----- Data for this exercise
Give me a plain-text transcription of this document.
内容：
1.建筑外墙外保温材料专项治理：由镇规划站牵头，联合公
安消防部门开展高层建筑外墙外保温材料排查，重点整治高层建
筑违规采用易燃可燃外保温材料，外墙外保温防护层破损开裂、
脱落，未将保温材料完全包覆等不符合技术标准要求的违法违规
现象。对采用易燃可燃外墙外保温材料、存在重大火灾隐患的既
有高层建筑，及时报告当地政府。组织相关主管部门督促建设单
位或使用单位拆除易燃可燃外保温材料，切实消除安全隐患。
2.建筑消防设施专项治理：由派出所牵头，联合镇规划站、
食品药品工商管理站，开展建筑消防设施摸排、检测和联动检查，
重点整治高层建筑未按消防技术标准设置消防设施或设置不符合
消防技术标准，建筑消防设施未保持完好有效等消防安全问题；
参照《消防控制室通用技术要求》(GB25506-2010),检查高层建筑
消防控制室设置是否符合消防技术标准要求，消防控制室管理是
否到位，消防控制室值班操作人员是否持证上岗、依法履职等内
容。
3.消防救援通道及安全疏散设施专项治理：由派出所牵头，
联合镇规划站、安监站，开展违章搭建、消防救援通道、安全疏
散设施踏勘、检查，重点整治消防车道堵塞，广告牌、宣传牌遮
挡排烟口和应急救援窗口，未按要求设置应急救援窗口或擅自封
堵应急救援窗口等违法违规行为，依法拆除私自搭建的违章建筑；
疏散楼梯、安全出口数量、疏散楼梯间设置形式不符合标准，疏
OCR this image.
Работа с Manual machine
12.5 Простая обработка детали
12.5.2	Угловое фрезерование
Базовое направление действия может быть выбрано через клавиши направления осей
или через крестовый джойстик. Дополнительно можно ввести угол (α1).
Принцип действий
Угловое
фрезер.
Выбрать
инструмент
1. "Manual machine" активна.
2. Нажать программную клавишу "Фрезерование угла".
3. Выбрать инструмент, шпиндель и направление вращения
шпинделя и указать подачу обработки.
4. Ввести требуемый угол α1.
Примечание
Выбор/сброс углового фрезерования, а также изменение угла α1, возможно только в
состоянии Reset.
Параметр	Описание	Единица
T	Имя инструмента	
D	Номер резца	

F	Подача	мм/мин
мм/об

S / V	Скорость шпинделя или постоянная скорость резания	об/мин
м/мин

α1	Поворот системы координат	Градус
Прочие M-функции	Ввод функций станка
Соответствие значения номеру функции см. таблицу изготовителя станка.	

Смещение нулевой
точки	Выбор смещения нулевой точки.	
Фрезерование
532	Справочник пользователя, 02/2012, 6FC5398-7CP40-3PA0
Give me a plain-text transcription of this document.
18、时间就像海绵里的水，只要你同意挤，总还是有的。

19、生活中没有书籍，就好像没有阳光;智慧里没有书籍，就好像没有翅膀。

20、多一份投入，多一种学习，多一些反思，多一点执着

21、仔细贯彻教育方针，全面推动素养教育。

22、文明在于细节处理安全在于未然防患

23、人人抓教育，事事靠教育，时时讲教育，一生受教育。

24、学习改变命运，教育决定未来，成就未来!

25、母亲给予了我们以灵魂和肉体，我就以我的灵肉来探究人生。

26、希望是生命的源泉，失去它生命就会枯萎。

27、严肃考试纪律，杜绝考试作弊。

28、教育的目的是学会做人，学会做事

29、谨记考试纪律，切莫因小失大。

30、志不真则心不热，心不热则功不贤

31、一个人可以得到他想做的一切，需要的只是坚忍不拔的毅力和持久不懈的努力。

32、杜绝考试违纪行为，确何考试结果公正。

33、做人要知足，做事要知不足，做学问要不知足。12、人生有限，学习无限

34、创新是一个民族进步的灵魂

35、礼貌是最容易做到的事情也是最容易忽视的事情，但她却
----------
Task to carry out: Filter for "由派出所牵头". Return all lines that hold it.

Result of the exercise:
2.建筑消防设施专项治理：由派出所牵头，联合镇规划站、
3.消防救援通道及安全疏散设施专项治理：由派出所牵头，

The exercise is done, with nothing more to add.